Aim: State only the number of lines that contain the string "page".

Record set:
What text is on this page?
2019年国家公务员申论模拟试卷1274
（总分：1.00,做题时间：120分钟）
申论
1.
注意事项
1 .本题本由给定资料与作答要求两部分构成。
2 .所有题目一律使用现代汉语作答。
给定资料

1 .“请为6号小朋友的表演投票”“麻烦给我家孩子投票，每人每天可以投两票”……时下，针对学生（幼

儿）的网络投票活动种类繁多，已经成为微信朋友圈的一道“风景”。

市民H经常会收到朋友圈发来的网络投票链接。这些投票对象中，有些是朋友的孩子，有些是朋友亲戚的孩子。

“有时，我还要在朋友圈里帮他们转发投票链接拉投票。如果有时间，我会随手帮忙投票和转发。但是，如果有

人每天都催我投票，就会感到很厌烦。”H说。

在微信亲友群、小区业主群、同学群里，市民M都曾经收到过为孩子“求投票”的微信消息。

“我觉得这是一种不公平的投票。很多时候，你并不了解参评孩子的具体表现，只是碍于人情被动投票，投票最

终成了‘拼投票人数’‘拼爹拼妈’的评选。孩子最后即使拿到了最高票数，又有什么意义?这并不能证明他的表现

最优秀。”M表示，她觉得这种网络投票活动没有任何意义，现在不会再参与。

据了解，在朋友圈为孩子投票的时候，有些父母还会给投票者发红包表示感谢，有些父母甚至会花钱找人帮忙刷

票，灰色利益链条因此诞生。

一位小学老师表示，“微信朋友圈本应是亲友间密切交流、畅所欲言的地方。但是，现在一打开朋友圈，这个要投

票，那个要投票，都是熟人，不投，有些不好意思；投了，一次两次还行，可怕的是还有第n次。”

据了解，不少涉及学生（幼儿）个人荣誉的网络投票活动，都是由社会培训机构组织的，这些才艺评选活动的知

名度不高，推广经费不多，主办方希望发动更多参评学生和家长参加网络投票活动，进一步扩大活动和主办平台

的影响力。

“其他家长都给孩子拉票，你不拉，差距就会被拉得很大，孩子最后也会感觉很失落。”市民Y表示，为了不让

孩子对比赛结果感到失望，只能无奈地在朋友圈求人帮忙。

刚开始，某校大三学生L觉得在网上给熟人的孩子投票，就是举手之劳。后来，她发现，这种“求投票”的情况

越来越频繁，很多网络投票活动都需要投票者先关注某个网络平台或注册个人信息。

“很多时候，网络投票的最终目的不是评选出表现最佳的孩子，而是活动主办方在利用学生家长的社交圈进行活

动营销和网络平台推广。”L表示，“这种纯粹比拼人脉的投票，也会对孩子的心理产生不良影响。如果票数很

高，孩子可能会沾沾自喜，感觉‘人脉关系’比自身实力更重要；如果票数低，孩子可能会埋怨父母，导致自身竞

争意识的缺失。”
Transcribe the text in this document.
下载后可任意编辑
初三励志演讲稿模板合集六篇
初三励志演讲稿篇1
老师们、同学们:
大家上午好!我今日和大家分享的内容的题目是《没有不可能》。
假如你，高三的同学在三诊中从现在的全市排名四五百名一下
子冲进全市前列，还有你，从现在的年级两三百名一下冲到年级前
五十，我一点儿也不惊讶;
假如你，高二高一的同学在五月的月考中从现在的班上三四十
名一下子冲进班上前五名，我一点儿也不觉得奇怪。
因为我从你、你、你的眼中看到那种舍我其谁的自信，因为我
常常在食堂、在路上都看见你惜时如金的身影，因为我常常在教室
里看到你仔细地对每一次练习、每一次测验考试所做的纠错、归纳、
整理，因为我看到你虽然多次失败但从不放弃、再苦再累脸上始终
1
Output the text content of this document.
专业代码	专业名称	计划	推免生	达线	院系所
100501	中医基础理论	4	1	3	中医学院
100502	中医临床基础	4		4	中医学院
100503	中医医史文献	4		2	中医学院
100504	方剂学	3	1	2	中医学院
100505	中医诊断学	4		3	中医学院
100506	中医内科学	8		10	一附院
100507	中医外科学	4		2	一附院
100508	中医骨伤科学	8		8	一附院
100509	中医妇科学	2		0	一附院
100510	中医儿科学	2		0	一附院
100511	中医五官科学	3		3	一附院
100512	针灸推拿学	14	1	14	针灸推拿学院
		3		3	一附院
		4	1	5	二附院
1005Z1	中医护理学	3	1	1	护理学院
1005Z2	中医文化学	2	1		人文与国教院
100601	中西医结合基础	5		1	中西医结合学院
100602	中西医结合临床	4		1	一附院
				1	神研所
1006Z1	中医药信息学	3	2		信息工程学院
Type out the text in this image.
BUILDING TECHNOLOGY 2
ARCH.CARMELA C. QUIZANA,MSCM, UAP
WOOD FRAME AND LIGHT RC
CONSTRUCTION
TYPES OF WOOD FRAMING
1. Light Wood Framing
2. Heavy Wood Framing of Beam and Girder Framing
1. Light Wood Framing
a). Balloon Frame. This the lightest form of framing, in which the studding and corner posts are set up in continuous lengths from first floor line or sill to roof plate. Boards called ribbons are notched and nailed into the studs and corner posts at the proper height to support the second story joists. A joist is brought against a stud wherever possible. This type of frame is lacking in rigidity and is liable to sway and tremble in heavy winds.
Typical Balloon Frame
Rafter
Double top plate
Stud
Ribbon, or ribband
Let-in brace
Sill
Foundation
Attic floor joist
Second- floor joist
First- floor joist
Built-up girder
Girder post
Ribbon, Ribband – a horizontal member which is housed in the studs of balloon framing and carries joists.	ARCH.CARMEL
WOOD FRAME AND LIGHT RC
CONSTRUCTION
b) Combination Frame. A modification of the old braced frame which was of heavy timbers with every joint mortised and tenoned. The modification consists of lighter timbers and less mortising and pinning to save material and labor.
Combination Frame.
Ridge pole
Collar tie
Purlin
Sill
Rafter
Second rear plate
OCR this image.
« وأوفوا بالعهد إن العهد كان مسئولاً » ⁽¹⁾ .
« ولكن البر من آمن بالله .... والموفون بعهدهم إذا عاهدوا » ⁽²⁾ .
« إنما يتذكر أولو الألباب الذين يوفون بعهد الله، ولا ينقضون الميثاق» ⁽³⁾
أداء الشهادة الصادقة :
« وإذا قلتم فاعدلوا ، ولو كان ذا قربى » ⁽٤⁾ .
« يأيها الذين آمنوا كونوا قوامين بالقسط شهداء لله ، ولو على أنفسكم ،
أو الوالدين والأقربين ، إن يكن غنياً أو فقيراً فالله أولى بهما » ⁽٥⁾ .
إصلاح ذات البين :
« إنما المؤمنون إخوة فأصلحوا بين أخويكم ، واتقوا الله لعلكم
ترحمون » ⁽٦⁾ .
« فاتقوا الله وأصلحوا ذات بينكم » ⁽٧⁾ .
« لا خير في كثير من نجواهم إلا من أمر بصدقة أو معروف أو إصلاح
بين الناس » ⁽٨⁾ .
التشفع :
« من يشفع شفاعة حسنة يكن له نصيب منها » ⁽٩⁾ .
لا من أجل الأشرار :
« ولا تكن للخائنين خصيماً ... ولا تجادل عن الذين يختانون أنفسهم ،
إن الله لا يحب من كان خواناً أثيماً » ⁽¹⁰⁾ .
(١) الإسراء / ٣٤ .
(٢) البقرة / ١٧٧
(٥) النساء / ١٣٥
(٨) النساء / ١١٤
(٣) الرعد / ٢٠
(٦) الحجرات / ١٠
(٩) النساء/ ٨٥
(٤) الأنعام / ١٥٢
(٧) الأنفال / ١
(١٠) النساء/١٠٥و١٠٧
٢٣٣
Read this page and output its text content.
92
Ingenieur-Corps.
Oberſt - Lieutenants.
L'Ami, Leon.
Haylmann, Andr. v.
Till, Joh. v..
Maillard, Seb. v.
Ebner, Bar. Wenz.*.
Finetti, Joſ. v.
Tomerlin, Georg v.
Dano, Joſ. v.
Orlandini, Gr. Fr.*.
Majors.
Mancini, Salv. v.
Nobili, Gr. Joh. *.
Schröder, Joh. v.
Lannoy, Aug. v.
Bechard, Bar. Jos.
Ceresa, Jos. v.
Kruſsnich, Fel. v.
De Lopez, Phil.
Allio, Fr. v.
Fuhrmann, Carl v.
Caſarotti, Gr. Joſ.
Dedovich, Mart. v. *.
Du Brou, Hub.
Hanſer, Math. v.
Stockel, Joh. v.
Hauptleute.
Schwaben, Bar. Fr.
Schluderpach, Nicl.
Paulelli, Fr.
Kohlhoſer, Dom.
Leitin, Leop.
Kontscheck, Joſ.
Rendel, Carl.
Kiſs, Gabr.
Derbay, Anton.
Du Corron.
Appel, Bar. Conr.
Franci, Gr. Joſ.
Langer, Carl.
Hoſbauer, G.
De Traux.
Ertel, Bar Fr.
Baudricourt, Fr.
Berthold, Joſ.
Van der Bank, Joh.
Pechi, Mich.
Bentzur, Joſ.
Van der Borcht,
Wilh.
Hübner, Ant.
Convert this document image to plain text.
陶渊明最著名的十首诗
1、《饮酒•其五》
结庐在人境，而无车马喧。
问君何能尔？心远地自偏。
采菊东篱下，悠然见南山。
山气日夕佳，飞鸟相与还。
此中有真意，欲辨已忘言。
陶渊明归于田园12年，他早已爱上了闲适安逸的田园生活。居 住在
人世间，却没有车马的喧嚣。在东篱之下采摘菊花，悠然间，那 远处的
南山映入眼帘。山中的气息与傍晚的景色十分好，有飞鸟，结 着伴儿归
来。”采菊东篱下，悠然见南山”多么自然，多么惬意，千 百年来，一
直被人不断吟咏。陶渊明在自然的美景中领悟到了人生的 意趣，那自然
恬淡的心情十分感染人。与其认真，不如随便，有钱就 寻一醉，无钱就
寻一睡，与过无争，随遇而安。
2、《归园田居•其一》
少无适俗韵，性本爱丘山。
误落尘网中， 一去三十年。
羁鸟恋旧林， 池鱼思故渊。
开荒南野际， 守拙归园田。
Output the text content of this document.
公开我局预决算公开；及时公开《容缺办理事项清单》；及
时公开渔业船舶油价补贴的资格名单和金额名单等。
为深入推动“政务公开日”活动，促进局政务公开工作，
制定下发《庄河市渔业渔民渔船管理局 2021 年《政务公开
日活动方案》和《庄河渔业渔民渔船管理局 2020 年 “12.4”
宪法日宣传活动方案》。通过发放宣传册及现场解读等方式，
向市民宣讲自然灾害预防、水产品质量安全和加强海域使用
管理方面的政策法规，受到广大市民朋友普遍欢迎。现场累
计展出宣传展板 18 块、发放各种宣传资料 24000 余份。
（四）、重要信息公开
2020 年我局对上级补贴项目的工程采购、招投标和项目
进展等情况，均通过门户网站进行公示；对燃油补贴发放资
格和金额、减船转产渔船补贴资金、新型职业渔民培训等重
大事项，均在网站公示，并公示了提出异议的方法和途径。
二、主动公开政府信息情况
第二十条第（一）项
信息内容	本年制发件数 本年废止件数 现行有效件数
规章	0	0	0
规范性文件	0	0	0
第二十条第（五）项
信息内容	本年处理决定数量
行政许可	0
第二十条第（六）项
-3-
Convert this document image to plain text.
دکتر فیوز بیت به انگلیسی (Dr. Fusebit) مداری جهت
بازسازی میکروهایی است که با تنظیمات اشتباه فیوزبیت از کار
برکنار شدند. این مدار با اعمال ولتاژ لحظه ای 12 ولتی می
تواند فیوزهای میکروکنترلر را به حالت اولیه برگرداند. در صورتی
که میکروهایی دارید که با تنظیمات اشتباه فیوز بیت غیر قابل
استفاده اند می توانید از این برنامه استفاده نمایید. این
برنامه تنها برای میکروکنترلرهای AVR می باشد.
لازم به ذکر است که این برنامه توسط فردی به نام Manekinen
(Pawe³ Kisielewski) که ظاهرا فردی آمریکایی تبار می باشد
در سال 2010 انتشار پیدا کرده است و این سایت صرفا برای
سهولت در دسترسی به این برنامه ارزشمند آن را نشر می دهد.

Task solution: 2